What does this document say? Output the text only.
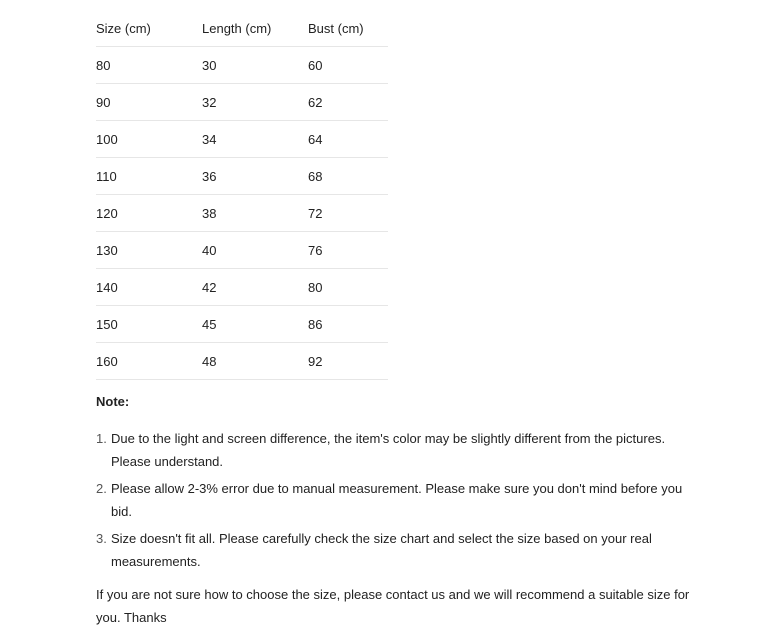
Size (cm)	Length (cm)	Bust (cm)
80	30	60
90	32	62
100	34	64
110	36	68
120	38	72
130	40	76
140	42	80
150	45	86
160	48	92

Note:

1. Due to the light and screen difference, the item's color may be slightly different from the pictures. Please understand.
2. Please allow 2-3% error due to manual measurement. Please make sure you don't mind before you bid.
3. Size doesn't fit all. Please carefully check the size chart and select the size based on your real measurements.

If you are not sure how to choose the size, please contact us and we will recommend a suitable size for you. Thanks
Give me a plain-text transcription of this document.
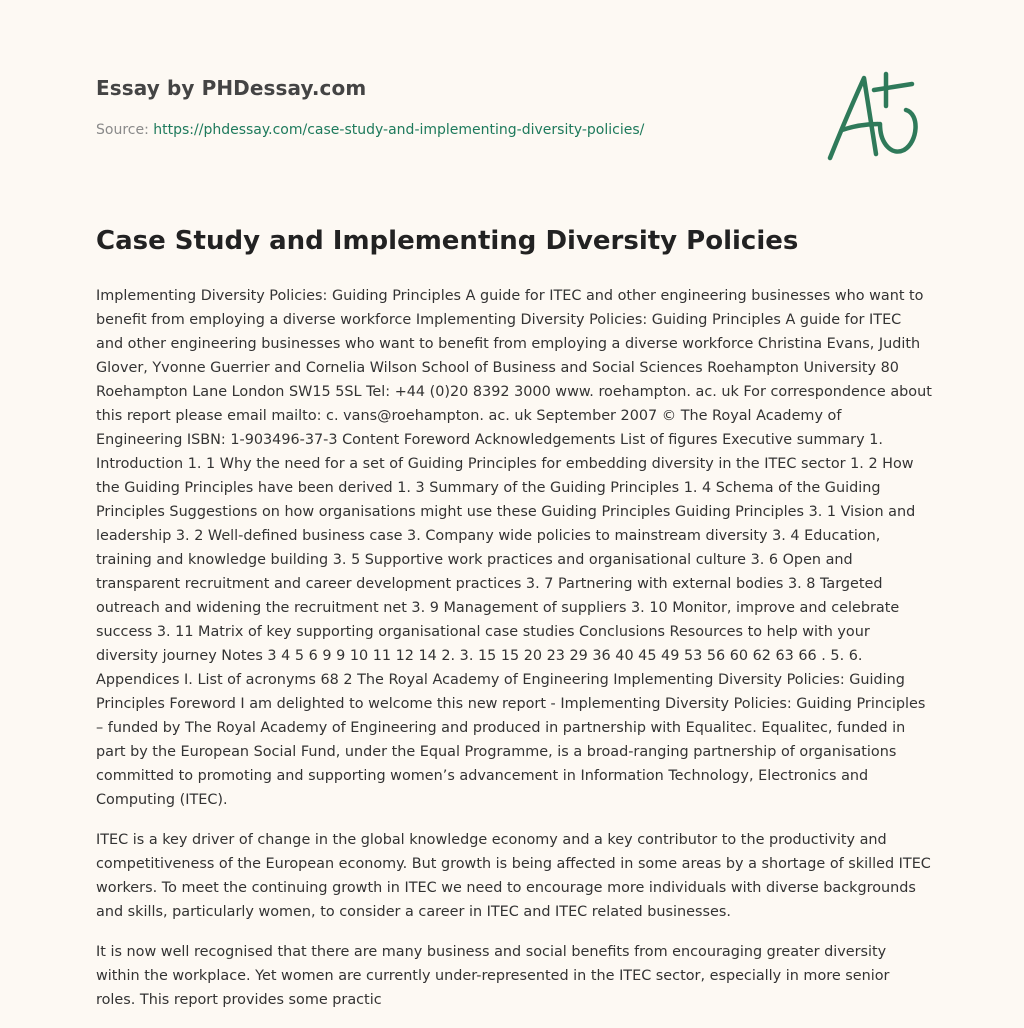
Essay by PHDessay.com
Source: https://phdessay.com/case-study-and-implementing-diversity-policies/
Case Study and Implementing Diversity Policies

Implementing Diversity Policies: Guiding Principles A guide for ITEC and other engineering businesses who want to benefit from employing a diverse workforce Implementing Diversity Policies: Guiding Principles A guide for ITEC and other engineering businesses who want to benefit from employing a diverse workforce Christina Evans, Judith Glover, Yvonne Guerrier and Cornelia Wilson School of Business and Social Sciences Roehampton University 80 Roehampton Lane London SW15 5SL Tel: +44 (0)20 8392 3000 www. roehampton. ac. uk For correspondence about this report please email mailto: c. vans@roehampton. ac. uk September 2007 © The Royal Academy of Engineering ISBN: 1-903496-37-3 Content Foreword Acknowledgements List of figures Executive summary 1. Introduction 1. 1 Why the need for a set of Guiding Principles for embedding diversity in the ITEC sector 1. 2 How the Guiding Principles have been derived 1. 3 Summary of the Guiding Principles 1. 4 Schema of the Guiding Principles Suggestions on how organisations might use these Guiding Principles Guiding Principles 3. 1 Vision and leadership 3. 2 Well-defined business case 3. Company wide policies to mainstream diversity 3. 4 Education, training and knowledge building 3. 5 Supportive work practices and organisational culture 3. 6 Open and transparent recruitment and career development practices 3. 7 Partnering with external bodies 3. 8 Targeted outreach and widening the recruitment net 3. 9 Management of suppliers 3. 10 Monitor, improve and celebrate success 3. 11 Matrix of key supporting organisational case studies Conclusions Resources to help with your diversity journey Notes 3 4 5 6 9 9 10 11 12 14 2. 3. 15 15 20 23 29 36 40 45 49 53 56 60 62 63 66 . 5. 6. Appendices I. List of acronyms 68 2 The Royal Academy of Engineering Implementing Diversity Policies: Guiding Principles Foreword I am delighted to welcome this new report - Implementing Diversity Policies: Guiding Principles – funded by The Royal Academy of Engineering and produced in partnership with Equalitec. Equalitec, funded in part by the European Social Fund, under the Equal Programme, is a broad-ranging partnership of organisations committed to promoting and supporting women’s advancement in Information Technology, Electronics and Computing (ITEC).

ITEC is a key driver of change in the global knowledge economy and a key contributor to the productivity and competitiveness of the European economy. But growth is being affected in some areas by a shortage of skilled ITEC workers. To meet the continuing growth in ITEC we need to encourage more individuals with diverse backgrounds and skills, particularly women, to consider a career in ITEC and ITEC related businesses.

It is now well recognised that there are many business and social benefits from encouraging greater diversity within the workplace. Yet women are currently under-represented in the ITEC sector, especially in more senior roles. This report provides some practic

* * * *

The problem: Can you repeat every record above exactly, apart from the pictures?

Task answer:
What does this document say? Output the text only.
Size (cm)	Length (cm)	Bust (cm)
80	30	60
90	32	62
100	34	64
110	36	68
120	38	72
130	40	76
140	42	80
150	45	86
160	48	92

Note:

1. Due to the light and screen difference, the item's color may be slightly different from the pictures. Please understand.
2. Please allow 2-3% error due to manual measurement. Please make sure you don't mind before you bid.
3. Size doesn't fit all. Please carefully check the size chart and select the size based on your real measurements.

If you are not sure how to choose the size, please contact us and we will recommend a suitable size for you. Thanks
Give me a plain-text transcription of this document.
Essay by PHDessay.com
Source: https://phdessay.com/case-study-and-implementing-diversity-policies/
Case Study and Implementing Diversity Policies

Implementing Diversity Policies: Guiding Principles A guide for ITEC and other engineering businesses who want to benefit from employing a diverse workforce Implementing Diversity Policies: Guiding Principles A guide for ITEC and other engineering businesses who want to benefit from employing a diverse workforce Christina Evans, Judith Glover, Yvonne Guerrier and Cornelia Wilson School of Business and Social Sciences Roehampton University 80 Roehampton Lane London SW15 5SL Tel: +44 (0)20 8392 3000 www. roehampton. ac. uk For correspondence about this report please email mailto: c. vans@roehampton. ac. uk September 2007 © The Royal Academy of Engineering ISBN: 1-903496-37-3 Content Foreword Acknowledgements List of figures Executive summary 1. Introduction 1. 1 Why the need for a set of Guiding Principles for embedding diversity in the ITEC sector 1. 2 How the Guiding Principles have been derived 1. 3 Summary of the Guiding Principles 1. 4 Schema of the Guiding Principles Suggestions on how organisations might use these Guiding Principles Guiding Principles 3. 1 Vision and leadership 3. 2 Well-defined business case 3. Company wide policies to mainstream diversity 3. 4 Education, training and knowledge building 3. 5 Supportive work practices and organisational culture 3. 6 Open and transparent recruitment and career development practices 3. 7 Partnering with external bodies 3. 8 Targeted outreach and widening the recruitment net 3. 9 Management of suppliers 3. 10 Monitor, improve and celebrate success 3. 11 Matrix of key supporting organisational case studies Conclusions Resources to help with your diversity journey Notes 3 4 5 6 9 9 10 11 12 14 2. 3. 15 15 20 23 29 36 40 45 49 53 56 60 62 63 66 . 5. 6. Appendices I. List of acronyms 68 2 The Royal Academy of Engineering Implementing Diversity Policies: Guiding Principles Foreword I am delighted to welcome this new report - Implementing Diversity Policies: Guiding Principles – funded by The Royal Academy of Engineering and produced in partnership with Equalitec. Equalitec, funded in part by the European Social Fund, under the Equal Programme, is a broad-ranging partnership of organisations committed to promoting and supporting women’s advancement in Information Technology, Electronics and Computing (ITEC).

ITEC is a key driver of change in the global knowledge economy and a key contributor to the productivity and competitiveness of the European economy. But growth is being affected in some areas by a shortage of skilled ITEC workers. To meet the continuing growth in ITEC we need to encourage more individuals with diverse backgrounds and skills, particularly women, to consider a career in ITEC and ITEC related businesses.

It is now well recognised that there are many business and social benefits from encouraging greater diversity within the workplace. Yet women are currently under-represented in the ITEC sector, especially in more senior roles. This report provides some practic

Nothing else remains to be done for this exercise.